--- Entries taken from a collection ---
========================================================================
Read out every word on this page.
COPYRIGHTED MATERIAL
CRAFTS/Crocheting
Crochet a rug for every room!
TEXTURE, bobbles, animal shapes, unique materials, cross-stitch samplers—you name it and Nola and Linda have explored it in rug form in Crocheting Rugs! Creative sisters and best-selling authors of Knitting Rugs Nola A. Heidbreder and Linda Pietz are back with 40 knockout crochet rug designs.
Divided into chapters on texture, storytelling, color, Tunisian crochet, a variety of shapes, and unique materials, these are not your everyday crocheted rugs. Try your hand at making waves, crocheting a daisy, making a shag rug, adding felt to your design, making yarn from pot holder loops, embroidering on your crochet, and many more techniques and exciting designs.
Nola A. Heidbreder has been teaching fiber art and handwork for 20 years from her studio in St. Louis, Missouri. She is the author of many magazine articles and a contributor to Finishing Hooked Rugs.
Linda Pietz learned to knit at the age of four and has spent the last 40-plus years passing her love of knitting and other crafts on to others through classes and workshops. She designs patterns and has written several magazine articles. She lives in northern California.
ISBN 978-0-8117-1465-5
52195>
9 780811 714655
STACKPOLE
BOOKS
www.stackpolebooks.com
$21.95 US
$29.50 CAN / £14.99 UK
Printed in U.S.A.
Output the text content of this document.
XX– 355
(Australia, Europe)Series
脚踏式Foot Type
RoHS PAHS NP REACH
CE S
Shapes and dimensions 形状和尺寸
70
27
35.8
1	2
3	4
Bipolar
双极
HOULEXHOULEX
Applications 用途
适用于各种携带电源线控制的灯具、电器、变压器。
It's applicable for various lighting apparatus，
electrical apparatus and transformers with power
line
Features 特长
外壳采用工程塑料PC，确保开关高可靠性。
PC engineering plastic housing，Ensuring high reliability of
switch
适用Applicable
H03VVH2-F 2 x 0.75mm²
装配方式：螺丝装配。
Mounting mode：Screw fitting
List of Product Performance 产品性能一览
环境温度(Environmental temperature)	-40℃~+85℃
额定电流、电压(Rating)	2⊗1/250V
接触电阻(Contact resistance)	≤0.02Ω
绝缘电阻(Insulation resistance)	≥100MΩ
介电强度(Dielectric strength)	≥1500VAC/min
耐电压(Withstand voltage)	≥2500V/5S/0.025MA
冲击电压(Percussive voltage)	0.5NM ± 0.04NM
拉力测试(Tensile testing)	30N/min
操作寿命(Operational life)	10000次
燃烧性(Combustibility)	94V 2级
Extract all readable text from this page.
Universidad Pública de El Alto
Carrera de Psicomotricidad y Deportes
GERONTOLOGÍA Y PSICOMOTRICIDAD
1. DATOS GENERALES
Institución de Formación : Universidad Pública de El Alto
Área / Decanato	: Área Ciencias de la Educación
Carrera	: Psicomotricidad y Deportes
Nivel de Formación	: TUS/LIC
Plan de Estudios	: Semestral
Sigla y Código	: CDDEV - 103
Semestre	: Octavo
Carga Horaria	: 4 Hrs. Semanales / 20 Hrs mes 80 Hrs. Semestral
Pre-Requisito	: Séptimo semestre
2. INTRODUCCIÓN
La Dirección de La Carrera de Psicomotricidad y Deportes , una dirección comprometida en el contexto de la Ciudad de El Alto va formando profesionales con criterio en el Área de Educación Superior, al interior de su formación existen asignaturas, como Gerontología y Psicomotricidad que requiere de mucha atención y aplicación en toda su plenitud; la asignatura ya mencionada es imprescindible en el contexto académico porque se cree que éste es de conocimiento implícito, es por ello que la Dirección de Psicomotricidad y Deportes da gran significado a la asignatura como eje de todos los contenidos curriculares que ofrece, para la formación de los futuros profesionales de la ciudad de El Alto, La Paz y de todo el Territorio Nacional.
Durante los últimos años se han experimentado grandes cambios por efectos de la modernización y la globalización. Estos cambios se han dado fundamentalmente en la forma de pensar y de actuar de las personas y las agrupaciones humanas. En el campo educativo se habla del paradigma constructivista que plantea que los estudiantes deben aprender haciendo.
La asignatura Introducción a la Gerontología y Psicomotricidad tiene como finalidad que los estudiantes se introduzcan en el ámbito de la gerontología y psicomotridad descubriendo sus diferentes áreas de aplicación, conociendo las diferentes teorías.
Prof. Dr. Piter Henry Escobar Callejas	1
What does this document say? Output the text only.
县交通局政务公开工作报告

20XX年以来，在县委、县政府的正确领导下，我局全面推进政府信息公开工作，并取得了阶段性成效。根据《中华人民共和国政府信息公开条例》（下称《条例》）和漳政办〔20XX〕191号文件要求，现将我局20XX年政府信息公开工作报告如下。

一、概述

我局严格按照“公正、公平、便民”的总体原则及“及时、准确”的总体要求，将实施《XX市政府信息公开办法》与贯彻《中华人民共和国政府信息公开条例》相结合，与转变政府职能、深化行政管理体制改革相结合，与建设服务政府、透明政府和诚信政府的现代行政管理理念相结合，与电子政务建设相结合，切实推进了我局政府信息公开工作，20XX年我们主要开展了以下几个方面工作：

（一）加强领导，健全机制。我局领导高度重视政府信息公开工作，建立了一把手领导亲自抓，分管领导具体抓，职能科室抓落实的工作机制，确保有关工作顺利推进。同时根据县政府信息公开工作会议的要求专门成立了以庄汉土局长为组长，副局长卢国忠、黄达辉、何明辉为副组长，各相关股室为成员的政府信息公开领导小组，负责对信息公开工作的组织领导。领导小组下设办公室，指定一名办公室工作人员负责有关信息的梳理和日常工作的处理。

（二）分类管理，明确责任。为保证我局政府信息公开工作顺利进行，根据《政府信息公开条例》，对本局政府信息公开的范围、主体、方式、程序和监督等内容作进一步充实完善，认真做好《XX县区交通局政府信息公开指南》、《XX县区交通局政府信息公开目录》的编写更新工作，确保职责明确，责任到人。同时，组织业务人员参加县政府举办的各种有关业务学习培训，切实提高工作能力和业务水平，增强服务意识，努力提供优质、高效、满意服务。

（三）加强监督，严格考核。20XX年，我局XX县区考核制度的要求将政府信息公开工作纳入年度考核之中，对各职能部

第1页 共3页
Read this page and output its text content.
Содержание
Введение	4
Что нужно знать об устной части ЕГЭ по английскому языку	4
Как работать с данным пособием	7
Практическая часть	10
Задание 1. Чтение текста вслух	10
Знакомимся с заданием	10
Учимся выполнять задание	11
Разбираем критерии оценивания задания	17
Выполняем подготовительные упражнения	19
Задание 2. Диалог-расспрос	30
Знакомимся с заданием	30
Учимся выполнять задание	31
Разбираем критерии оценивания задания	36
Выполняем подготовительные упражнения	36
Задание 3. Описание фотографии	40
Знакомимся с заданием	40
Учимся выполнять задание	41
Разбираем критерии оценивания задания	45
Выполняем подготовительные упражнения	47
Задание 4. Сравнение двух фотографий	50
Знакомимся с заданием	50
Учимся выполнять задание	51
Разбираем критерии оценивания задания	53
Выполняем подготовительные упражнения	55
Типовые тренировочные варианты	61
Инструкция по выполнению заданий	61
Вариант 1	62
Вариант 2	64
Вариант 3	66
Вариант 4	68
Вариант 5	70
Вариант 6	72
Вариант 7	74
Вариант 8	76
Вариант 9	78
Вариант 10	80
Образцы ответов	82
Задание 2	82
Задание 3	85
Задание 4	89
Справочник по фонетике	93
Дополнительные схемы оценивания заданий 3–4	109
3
========================================================================
--- Written exercise ---
Copy each line of the listing in which the word "unique" can be found.

--- Problem solution ---
TEXTURE, bobbles, animal shapes, unique materials, cross-stitch samplers—you name it and Nola and Linda have explored it in rug form in Crocheting Rugs! Creative sisters and best-selling authors of Knitting Rugs Nola A. Heidbreder and Linda Pietz are back with 40 knockout crochet rug designs.
Divided into chapters on texture, storytelling, color, Tunisian crochet, a variety of shapes, and unique materials, these are not your everyday crocheted rugs. Try your hand at making waves, crocheting a daisy, making a shag rug, adding felt to your design, making yarn from pot holder loops, embroidering on your crochet, and many more techniques and exciting designs.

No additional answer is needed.